Stored items
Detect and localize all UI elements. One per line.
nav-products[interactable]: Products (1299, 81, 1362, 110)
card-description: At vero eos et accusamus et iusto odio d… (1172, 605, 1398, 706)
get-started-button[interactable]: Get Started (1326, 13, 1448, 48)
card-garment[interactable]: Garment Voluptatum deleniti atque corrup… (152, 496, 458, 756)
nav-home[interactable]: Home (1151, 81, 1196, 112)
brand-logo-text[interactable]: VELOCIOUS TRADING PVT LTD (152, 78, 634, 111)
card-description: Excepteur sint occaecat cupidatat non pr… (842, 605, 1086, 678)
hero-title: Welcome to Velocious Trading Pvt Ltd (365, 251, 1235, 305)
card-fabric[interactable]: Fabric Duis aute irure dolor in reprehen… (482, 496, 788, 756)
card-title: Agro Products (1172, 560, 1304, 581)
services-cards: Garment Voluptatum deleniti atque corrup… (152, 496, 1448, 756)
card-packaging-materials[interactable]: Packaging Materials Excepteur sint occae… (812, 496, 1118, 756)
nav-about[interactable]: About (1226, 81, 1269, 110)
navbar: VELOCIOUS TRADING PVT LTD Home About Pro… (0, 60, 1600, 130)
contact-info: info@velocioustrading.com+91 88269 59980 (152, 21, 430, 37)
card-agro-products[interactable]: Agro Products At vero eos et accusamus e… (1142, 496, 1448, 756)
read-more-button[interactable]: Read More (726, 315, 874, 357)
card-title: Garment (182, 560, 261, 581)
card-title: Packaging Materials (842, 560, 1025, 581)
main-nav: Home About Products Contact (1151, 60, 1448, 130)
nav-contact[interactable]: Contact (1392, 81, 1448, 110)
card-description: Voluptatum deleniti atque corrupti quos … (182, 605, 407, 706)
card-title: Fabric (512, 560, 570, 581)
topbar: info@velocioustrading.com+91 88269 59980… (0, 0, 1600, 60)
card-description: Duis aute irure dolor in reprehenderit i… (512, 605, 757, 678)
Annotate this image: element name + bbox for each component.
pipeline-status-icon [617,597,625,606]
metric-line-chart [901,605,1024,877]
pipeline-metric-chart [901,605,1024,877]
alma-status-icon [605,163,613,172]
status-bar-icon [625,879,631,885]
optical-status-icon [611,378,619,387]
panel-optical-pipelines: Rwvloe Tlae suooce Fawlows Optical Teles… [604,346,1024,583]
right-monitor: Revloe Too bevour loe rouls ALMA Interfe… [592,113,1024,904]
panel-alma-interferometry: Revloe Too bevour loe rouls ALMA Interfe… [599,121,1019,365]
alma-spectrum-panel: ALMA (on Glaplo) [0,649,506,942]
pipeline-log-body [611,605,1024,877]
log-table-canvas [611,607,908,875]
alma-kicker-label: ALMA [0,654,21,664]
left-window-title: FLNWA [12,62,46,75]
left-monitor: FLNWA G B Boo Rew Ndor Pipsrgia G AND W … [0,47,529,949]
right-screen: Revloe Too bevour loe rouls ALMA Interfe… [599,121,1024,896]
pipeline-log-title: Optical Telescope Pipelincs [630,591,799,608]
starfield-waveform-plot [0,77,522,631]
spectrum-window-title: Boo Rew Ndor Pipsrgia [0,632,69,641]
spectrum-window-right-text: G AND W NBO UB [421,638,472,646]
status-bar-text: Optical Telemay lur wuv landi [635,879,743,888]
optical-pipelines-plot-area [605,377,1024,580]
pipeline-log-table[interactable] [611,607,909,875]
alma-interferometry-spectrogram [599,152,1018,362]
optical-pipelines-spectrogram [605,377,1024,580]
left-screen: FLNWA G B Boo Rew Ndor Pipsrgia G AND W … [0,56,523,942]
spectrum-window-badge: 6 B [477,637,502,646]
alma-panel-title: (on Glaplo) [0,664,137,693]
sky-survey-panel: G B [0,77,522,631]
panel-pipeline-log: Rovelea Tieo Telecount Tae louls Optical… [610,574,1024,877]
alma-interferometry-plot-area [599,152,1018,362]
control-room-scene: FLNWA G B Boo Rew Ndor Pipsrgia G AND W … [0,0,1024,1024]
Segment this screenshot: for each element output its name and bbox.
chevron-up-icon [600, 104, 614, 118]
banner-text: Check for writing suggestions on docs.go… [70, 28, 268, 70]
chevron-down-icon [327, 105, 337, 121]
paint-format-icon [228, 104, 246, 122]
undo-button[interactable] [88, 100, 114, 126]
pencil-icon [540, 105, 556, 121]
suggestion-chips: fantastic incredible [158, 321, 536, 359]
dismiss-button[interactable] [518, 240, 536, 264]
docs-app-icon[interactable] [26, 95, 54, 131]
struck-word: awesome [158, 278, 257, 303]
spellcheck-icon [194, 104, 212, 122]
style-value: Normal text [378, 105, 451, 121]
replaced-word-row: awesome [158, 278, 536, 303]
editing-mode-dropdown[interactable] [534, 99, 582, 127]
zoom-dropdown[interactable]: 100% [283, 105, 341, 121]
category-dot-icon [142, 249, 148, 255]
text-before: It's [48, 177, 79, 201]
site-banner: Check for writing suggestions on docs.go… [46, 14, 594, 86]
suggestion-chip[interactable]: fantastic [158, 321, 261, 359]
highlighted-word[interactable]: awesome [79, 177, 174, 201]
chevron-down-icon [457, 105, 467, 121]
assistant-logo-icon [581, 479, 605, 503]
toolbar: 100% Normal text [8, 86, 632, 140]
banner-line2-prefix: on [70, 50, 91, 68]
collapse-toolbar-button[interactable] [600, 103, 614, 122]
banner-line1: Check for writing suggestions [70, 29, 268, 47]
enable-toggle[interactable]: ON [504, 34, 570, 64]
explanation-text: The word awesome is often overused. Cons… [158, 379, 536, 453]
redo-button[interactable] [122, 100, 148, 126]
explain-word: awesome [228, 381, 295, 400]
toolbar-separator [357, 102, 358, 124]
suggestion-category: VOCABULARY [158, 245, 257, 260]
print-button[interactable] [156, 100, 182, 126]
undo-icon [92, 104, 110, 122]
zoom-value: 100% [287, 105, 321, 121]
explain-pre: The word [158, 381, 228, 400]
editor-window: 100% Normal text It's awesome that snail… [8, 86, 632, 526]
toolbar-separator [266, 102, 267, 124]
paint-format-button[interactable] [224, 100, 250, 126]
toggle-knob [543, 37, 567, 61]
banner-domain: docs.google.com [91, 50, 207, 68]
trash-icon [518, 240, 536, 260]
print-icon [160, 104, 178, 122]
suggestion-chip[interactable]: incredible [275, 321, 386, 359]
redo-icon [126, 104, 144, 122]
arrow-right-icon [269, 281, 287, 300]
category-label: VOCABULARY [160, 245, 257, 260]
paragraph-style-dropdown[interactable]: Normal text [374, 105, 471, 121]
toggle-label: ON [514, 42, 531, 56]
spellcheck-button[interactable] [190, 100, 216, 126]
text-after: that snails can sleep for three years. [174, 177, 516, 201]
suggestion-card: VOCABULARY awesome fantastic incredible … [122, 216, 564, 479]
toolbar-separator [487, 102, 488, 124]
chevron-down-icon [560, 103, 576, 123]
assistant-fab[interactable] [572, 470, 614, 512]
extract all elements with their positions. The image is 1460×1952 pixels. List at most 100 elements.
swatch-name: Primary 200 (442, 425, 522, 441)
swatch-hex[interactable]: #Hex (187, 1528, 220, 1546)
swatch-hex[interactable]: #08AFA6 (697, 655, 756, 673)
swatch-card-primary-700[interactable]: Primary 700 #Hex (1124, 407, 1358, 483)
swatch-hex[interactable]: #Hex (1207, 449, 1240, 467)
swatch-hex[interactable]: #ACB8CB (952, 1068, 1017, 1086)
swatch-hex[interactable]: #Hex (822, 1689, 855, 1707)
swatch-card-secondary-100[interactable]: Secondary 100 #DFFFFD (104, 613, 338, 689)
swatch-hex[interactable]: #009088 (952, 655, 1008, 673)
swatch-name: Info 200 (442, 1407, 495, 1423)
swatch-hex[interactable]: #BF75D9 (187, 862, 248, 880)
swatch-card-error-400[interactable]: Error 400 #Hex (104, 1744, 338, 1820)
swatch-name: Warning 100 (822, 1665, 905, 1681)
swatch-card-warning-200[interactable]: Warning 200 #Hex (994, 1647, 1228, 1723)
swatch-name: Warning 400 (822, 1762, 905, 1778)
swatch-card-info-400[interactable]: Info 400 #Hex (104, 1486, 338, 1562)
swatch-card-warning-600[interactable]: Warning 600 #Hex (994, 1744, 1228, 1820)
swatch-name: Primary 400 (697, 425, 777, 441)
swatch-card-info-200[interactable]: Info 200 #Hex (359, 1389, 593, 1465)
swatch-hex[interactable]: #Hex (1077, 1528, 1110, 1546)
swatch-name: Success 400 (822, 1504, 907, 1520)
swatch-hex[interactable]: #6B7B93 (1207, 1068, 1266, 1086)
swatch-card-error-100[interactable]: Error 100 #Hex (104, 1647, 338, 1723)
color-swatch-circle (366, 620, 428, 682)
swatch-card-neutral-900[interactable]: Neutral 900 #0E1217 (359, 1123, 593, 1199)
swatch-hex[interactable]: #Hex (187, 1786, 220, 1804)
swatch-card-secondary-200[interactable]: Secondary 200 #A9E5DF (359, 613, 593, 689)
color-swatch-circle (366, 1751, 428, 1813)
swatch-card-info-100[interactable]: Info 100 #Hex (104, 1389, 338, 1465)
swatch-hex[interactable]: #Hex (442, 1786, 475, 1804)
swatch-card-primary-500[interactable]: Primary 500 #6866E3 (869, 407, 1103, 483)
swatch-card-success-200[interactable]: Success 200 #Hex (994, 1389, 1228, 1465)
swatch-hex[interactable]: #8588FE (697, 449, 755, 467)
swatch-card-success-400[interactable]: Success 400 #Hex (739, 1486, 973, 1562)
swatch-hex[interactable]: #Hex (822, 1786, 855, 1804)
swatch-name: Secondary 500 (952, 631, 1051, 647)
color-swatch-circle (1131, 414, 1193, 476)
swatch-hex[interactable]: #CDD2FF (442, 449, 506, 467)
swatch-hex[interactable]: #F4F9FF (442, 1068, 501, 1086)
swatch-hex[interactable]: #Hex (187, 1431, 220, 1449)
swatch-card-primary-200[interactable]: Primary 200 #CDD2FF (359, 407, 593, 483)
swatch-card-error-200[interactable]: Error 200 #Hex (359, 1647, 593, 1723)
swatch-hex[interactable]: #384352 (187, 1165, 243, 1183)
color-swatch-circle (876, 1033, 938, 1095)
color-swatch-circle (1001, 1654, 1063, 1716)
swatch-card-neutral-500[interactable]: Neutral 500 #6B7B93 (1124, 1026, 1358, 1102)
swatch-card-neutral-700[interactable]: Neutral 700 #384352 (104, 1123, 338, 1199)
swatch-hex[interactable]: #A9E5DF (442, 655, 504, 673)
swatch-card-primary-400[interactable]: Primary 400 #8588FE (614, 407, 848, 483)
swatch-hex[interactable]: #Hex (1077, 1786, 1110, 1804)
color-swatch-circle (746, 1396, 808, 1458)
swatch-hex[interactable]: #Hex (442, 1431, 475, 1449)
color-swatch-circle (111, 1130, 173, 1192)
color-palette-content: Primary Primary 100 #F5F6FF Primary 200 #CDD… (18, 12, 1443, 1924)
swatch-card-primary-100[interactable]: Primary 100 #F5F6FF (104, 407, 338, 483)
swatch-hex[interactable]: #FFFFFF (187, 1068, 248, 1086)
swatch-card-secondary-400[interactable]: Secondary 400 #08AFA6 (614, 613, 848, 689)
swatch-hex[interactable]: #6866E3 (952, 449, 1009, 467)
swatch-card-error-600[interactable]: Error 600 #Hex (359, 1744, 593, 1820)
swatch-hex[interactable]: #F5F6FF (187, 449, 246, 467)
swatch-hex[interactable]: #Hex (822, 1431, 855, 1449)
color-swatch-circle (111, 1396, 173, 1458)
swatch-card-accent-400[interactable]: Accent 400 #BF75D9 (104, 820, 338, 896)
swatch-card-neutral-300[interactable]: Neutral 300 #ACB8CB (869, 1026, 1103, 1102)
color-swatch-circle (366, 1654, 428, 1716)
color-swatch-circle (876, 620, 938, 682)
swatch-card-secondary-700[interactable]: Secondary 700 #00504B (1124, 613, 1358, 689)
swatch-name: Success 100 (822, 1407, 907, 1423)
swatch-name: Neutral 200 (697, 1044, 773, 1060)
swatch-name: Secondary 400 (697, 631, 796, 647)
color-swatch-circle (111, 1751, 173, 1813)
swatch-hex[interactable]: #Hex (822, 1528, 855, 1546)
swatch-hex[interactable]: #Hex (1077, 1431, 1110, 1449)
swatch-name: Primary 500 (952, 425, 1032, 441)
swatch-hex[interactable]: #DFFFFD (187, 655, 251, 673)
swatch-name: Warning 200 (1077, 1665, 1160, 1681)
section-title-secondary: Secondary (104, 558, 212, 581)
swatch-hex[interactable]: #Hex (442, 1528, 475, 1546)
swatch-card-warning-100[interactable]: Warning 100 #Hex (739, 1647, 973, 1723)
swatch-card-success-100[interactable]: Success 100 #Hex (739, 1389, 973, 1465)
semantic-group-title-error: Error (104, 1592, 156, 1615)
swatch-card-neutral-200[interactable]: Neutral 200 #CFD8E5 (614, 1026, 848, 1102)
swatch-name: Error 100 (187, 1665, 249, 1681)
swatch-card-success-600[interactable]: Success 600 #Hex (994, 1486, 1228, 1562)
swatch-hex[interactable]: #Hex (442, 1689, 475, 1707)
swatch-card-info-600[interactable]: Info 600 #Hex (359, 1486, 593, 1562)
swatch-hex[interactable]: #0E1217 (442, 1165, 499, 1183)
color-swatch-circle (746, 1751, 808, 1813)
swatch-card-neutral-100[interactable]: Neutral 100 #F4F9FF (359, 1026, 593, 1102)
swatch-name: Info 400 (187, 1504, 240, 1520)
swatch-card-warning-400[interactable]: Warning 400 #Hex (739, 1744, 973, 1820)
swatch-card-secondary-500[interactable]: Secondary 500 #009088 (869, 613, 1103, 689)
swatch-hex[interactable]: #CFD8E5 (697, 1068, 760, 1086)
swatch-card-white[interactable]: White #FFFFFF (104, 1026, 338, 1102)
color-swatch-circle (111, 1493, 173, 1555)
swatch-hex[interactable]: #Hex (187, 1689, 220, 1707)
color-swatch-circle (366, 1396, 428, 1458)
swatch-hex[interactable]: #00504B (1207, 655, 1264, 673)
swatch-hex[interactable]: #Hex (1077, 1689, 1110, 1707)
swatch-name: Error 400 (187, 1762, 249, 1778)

## [Task goal]
Replace "card-description" with "card-summary" in the records from the first line up to and including the line with "services-cards: Garment Voluptatum", and give back only those lines with nothing else changed.

## [Task solution]
Detect and localize all UI elements. One per line.
nav-products[interactable]: Products (1299, 81, 1362, 110)
card-summary: At vero eos et accusamus et iusto odio d… (1172, 605, 1398, 706)
get-started-button[interactable]: Get Started (1326, 13, 1448, 48)
card-garment[interactable]: Garment Voluptatum deleniti atque corrup… (152, 496, 458, 756)
nav-home[interactable]: Home (1151, 81, 1196, 112)
brand-logo-text[interactable]: VELOCIOUS TRADING PVT LTD (152, 78, 634, 111)
card-summary: Excepteur sint occaecat cupidatat non pr… (842, 605, 1086, 678)
hero-title: Welcome to Velocious Trading Pvt Ltd (365, 251, 1235, 305)
card-fabric[interactable]: Fabric Duis aute irure dolor in reprehen… (482, 496, 788, 756)
card-title: Agro Products (1172, 560, 1304, 581)
services-cards: Garment Voluptatum deleniti atque corrup… (152, 496, 1448, 756)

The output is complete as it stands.